- _SHORT EXERCISE_: Copy everything in the data below exactly except the pictures.

- _INPUT DATA_:
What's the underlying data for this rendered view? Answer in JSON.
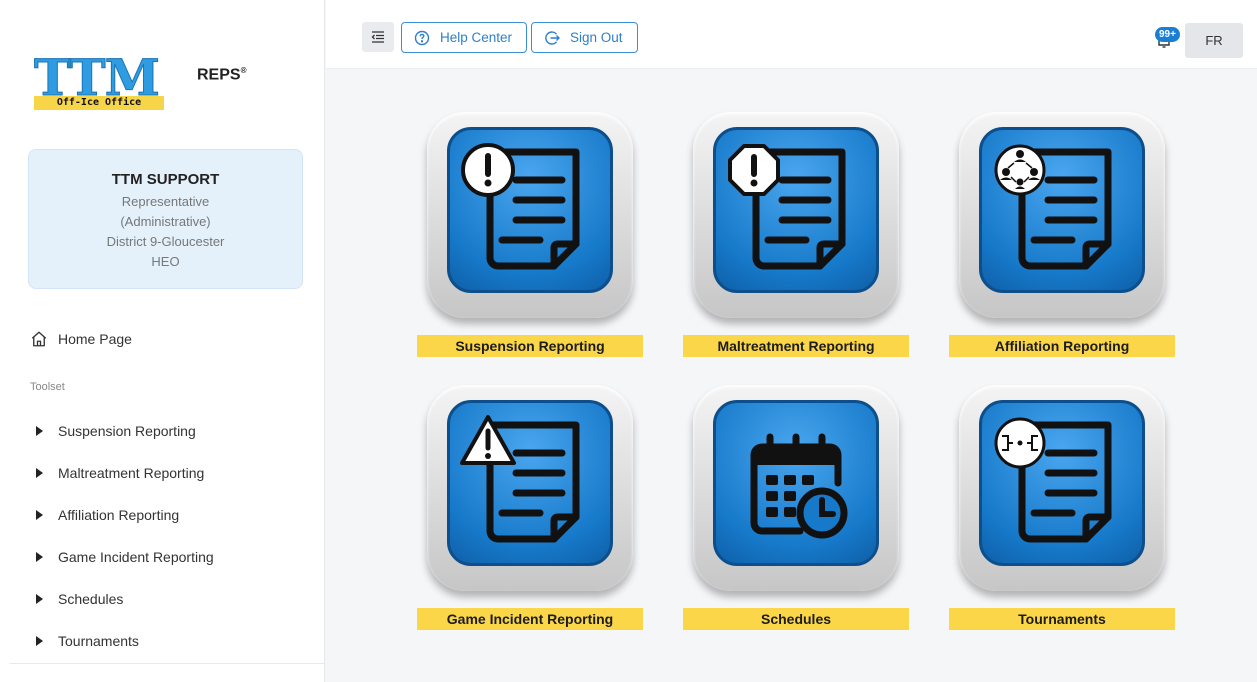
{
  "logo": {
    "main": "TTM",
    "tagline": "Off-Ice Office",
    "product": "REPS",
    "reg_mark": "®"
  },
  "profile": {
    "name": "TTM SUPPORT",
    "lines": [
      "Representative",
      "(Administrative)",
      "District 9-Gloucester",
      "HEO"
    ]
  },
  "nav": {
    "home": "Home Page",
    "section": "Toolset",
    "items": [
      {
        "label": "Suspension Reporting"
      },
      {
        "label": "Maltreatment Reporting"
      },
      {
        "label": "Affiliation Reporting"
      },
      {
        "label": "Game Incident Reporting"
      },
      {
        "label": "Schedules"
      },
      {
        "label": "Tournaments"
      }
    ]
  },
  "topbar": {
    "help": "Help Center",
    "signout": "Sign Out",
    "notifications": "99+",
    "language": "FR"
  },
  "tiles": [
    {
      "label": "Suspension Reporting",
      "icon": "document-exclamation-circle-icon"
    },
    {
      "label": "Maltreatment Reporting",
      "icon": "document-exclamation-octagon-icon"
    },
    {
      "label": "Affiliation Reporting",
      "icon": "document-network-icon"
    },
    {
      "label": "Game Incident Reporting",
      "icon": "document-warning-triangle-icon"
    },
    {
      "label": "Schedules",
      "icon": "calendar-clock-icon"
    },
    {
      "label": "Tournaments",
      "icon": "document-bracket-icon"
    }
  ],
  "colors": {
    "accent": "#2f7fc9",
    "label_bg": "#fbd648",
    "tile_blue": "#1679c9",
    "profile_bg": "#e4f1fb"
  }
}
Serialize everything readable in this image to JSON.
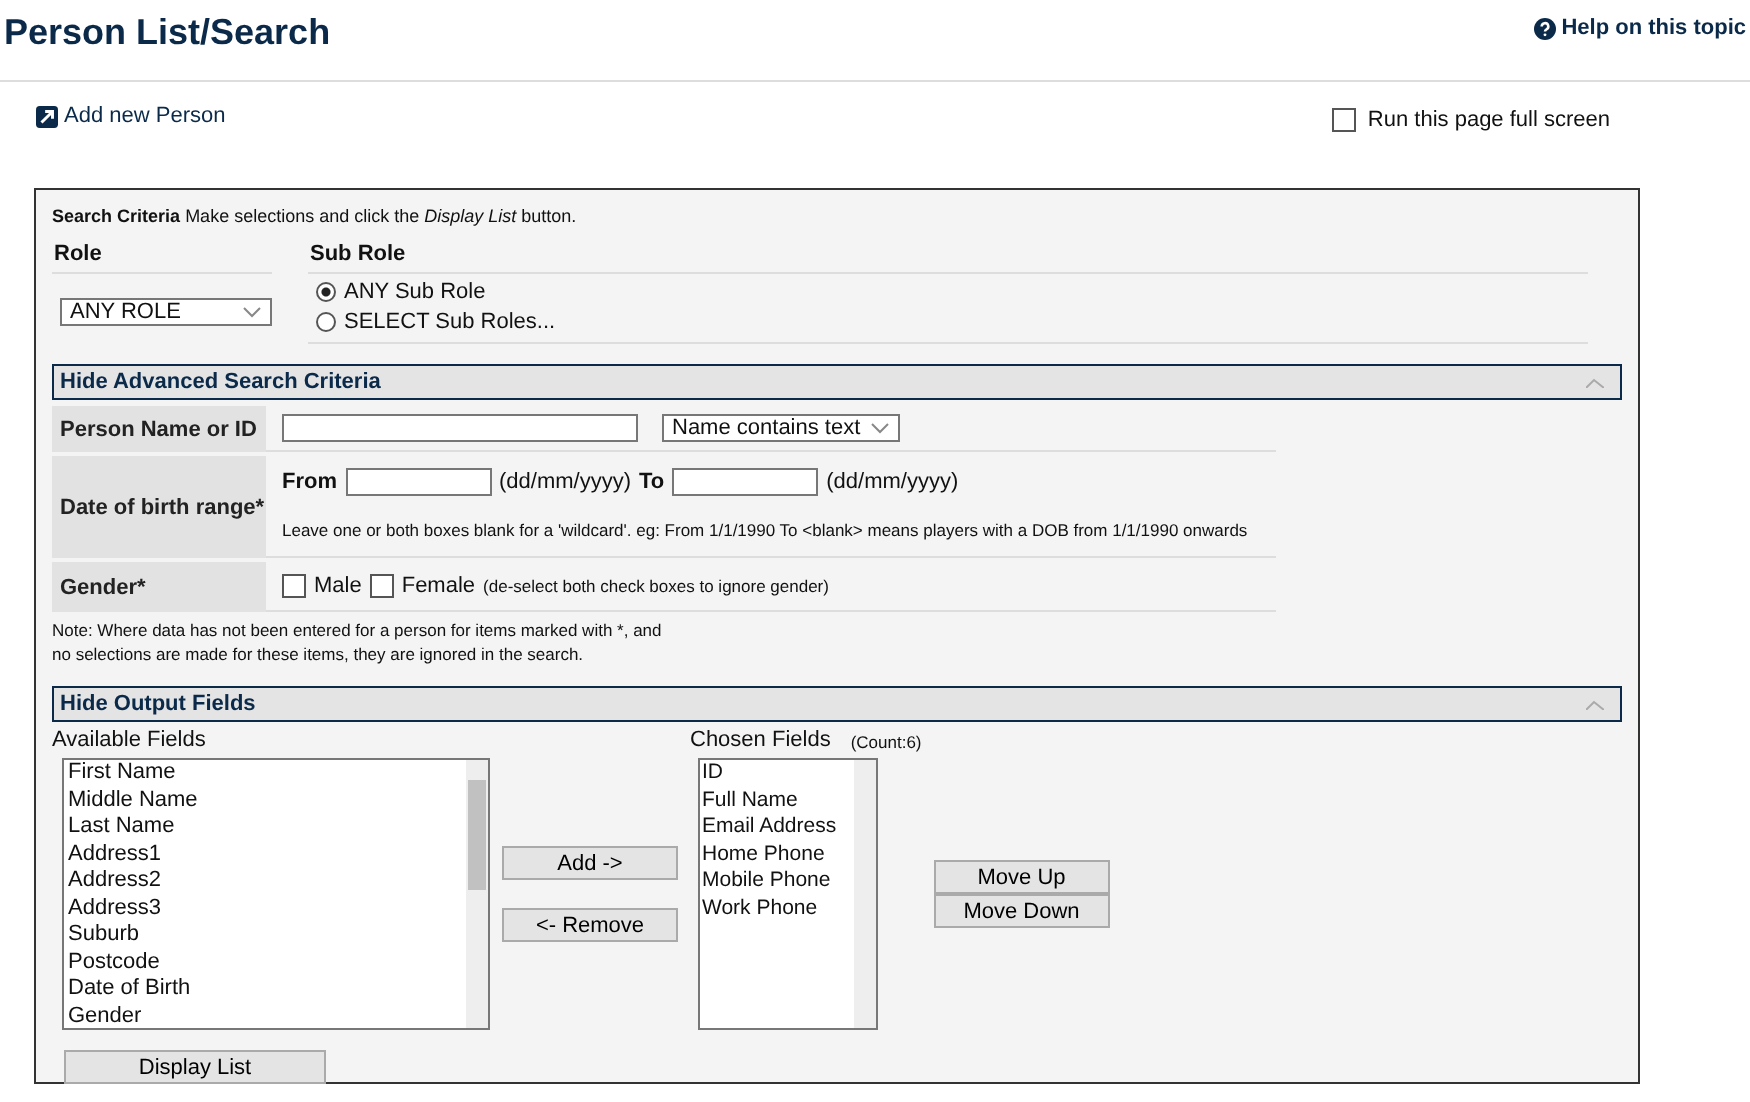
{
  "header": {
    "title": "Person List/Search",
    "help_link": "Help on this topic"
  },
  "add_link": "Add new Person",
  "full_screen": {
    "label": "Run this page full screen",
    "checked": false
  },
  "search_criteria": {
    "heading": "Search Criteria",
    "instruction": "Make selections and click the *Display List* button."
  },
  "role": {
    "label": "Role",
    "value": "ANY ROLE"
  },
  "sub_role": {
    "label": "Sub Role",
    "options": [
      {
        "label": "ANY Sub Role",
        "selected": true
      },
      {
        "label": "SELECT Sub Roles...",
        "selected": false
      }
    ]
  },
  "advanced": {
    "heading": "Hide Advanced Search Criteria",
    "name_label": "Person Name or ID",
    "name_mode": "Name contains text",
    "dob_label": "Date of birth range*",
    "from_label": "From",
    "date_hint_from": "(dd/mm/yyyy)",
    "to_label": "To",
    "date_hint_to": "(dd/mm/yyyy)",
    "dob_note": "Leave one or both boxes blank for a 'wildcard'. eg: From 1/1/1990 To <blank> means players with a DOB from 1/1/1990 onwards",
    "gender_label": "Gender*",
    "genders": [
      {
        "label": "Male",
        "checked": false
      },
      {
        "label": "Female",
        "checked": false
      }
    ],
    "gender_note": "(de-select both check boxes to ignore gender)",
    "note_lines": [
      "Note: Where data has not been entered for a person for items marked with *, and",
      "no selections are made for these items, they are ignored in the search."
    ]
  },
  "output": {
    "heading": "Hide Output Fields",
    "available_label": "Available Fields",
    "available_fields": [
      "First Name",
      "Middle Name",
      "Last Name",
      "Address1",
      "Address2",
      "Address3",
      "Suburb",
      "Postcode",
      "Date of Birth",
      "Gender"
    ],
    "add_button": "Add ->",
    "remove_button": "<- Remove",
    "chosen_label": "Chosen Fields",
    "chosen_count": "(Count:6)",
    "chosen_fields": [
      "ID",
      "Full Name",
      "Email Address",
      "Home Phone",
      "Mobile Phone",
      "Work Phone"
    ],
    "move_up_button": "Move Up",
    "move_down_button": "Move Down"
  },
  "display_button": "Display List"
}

- _TASK OUTPUT_:
What's the underlying data for this rendered view? Answer in JSON.
{
  "logo": {
    "main": "TTM",
    "tagline": "Off-Ice Office",
    "product": "REPS",
    "reg_mark": "®"
  },
  "profile": {
    "name": "TTM SUPPORT",
    "lines": [
      "Representative",
      "(Administrative)",
      "District 9-Gloucester",
      "HEO"
    ]
  },
  "nav": {
    "home": "Home Page",
    "section": "Toolset",
    "items": [
      {
        "label": "Suspension Reporting"
      },
      {
        "label": "Maltreatment Reporting"
      },
      {
        "label": "Affiliation Reporting"
      },
      {
        "label": "Game Incident Reporting"
      },
      {
        "label": "Schedules"
      },
      {
        "label": "Tournaments"
      }
    ]
  },
  "topbar": {
    "help": "Help Center",
    "signout": "Sign Out",
    "notifications": "99+",
    "language": "FR"
  },
  "tiles": [
    {
      "label": "Suspension Reporting",
      "icon": "document-exclamation-circle-icon"
    },
    {
      "label": "Maltreatment Reporting",
      "icon": "document-exclamation-octagon-icon"
    },
    {
      "label": "Affiliation Reporting",
      "icon": "document-network-icon"
    },
    {
      "label": "Game Incident Reporting",
      "icon": "document-warning-triangle-icon"
    },
    {
      "label": "Schedules",
      "icon": "calendar-clock-icon"
    },
    {
      "label": "Tournaments",
      "icon": "document-bracket-icon"
    }
  ],
  "colors": {
    "accent": "#2f7fc9",
    "label_bg": "#fbd648",
    "tile_blue": "#1679c9",
    "profile_bg": "#e4f1fb"
  }
}
Serialize everything readable in this image to JSON.
{
  "header": {
    "title": "Person List/Search",
    "help_link": "Help on this topic"
  },
  "add_link": "Add new Person",
  "full_screen": {
    "label": "Run this page full screen",
    "checked": false
  },
  "search_criteria": {
    "heading": "Search Criteria",
    "instruction": "Make selections and click the *Display List* button."
  },
  "role": {
    "label": "Role",
    "value": "ANY ROLE"
  },
  "sub_role": {
    "label": "Sub Role",
    "options": [
      {
        "label": "ANY Sub Role",
        "selected": true
      },
      {
        "label": "SELECT Sub Roles...",
        "selected": false
      }
    ]
  },
  "advanced": {
    "heading": "Hide Advanced Search Criteria",
    "name_label": "Person Name or ID",
    "name_mode": "Name contains text",
    "dob_label": "Date of birth range*",
    "from_label": "From",
    "date_hint_from": "(dd/mm/yyyy)",
    "to_label": "To",
    "date_hint_to": "(dd/mm/yyyy)",
    "dob_note": "Leave one or both boxes blank for a 'wildcard'. eg: From 1/1/1990 To <blank> means players with a DOB from 1/1/1990 onwards",
    "gender_label": "Gender*",
    "genders": [
      {
        "label": "Male",
        "checked": false
      },
      {
        "label": "Female",
        "checked": false
      }
    ],
    "gender_note": "(de-select both check boxes to ignore gender)",
    "note_lines": [
      "Note: Where data has not been entered for a person for items marked with *, and",
      "no selections are made for these items, they are ignored in the search."
    ]
  },
  "output": {
    "heading": "Hide Output Fields",
    "available_label": "Available Fields",
    "available_fields": [
      "First Name",
      "Middle Name",
      "Last Name",
      "Address1",
      "Address2",
      "Address3",
      "Suburb",
      "Postcode",
      "Date of Birth",
      "Gender"
    ],
    "add_button": "Add ->",
    "remove_button": "<- Remove",
    "chosen_label": "Chosen Fields",
    "chosen_count": "(Count:6)",
    "chosen_fields": [
      "ID",
      "Full Name",
      "Email Address",
      "Home Phone",
      "Mobile Phone",
      "Work Phone"
    ],
    "move_up_button": "Move Up",
    "move_down_button": "Move Down"
  },
  "display_button": "Display List"
}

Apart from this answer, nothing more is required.